— Begin —

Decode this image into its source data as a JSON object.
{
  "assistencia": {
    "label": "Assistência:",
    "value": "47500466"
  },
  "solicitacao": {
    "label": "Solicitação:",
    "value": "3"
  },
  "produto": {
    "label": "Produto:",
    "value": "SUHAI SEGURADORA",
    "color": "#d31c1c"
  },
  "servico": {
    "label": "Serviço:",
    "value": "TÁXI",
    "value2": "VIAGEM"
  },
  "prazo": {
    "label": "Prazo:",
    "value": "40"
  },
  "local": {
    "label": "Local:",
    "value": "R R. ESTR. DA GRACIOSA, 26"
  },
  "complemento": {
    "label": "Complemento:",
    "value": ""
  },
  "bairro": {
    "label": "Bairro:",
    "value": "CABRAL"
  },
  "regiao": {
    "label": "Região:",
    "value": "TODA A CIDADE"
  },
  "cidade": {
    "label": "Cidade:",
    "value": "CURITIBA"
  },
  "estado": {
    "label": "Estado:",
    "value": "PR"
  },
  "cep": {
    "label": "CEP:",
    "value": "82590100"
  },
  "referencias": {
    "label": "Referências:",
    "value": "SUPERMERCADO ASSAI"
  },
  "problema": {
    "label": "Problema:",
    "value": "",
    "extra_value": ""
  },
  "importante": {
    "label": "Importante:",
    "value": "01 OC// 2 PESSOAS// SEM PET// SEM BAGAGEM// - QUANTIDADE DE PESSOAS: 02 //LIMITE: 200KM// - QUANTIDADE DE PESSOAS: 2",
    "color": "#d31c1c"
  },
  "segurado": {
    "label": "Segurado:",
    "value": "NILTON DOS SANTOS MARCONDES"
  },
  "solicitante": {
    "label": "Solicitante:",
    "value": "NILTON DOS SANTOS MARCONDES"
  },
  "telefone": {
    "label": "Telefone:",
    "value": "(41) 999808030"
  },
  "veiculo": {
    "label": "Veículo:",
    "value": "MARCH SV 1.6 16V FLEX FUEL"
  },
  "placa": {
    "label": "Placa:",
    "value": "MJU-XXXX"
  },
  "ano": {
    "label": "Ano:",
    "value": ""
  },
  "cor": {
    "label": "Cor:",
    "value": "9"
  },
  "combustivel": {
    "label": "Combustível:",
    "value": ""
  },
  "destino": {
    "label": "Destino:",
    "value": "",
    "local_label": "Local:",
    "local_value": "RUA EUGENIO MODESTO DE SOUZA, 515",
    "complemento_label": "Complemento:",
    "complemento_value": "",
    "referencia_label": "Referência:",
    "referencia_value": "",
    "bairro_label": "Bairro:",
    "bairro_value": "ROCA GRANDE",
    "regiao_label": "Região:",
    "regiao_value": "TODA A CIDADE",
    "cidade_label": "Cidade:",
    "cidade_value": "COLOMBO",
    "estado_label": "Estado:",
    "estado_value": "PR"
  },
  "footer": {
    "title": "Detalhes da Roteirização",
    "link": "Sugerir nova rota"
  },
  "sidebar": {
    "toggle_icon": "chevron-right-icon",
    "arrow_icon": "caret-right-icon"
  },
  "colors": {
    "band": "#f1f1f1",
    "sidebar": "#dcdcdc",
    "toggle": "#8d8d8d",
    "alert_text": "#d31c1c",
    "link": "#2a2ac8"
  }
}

— End —

▶ **Set task**:
Output all records verbatim.

▶ **Response to the task**:
Decode this image into its source data as a JSON object.
{
  "assistencia": {
    "label": "Assistência:",
    "value": "47500466"
  },
  "solicitacao": {
    "label": "Solicitação:",
    "value": "3"
  },
  "produto": {
    "label": "Produto:",
    "value": "SUHAI SEGURADORA",
    "color": "#d31c1c"
  },
  "servico": {
    "label": "Serviço:",
    "value": "TÁXI",
    "value2": "VIAGEM"
  },
  "prazo": {
    "label": "Prazo:",
    "value": "40"
  },
  "local": {
    "label": "Local:",
    "value": "R R. ESTR. DA GRACIOSA, 26"
  },
  "complemento": {
    "label": "Complemento:",
    "value": ""
  },
  "bairro": {
    "label": "Bairro:",
    "value": "CABRAL"
  },
  "regiao": {
    "label": "Região:",
    "value": "TODA A CIDADE"
  },
  "cidade": {
    "label": "Cidade:",
    "value": "CURITIBA"
  },
  "estado": {
    "label": "Estado:",
    "value": "PR"
  },
  "cep": {
    "label": "CEP:",
    "value": "82590100"
  },
  "referencias": {
    "label": "Referências:",
    "value": "SUPERMERCADO ASSAI"
  },
  "problema": {
    "label": "Problema:",
    "value": "",
    "extra_value": ""
  },
  "importante": {
    "label": "Importante:",
    "value": "01 OC// 2 PESSOAS// SEM PET// SEM BAGAGEM// - QUANTIDADE DE PESSOAS: 02 //LIMITE: 200KM// - QUANTIDADE DE PESSOAS: 2",
    "color": "#d31c1c"
  },
  "segurado": {
    "label": "Segurado:",
    "value": "NILTON DOS SANTOS MARCONDES"
  },
  "solicitante": {
    "label": "Solicitante:",
    "value": "NILTON DOS SANTOS MARCONDES"
  },
  "telefone": {
    "label": "Telefone:",
    "value": "(41) 999808030"
  },
  "veiculo": {
    "label": "Veículo:",
    "value": "MARCH SV 1.6 16V FLEX FUEL"
  },
  "placa": {
    "label": "Placa:",
    "value": "MJU-XXXX"
  },
  "ano": {
    "label": "Ano:",
    "value": ""
  },
  "cor": {
    "label": "Cor:",
    "value": "9"
  },
  "combustivel": {
    "label": "Combustível:",
    "value": ""
  },
  "destino": {
    "label": "Destino:",
    "value": "",
    "local_label": "Local:",
    "local_value": "RUA EUGENIO MODESTO DE SOUZA, 515",
    "complemento_label": "Complemento:",
    "complemento_value": "",
    "referencia_label": "Referência:",
    "referencia_value": "",
    "bairro_label": "Bairro:",
    "bairro_value": "ROCA GRANDE",
    "regiao_label": "Região:",
    "regiao_value": "TODA A CIDADE",
    "cidade_label": "Cidade:",
    "cidade_value": "COLOMBO",
    "estado_label": "Estado:",
    "estado_value": "PR"
  },
  "footer": {
    "title": "Detalhes da Roteirização",
    "link": "Sugerir nova rota"
  },
  "sidebar": {
    "toggle_icon": "chevron-right-icon",
    "arrow_icon": "caret-right-icon"
  },
  "colors": {
    "band": "#f1f1f1",
    "sidebar": "#dcdcdc",
    "toggle": "#8d8d8d",
    "alert_text": "#d31c1c",
    "link": "#2a2ac8"
  }
}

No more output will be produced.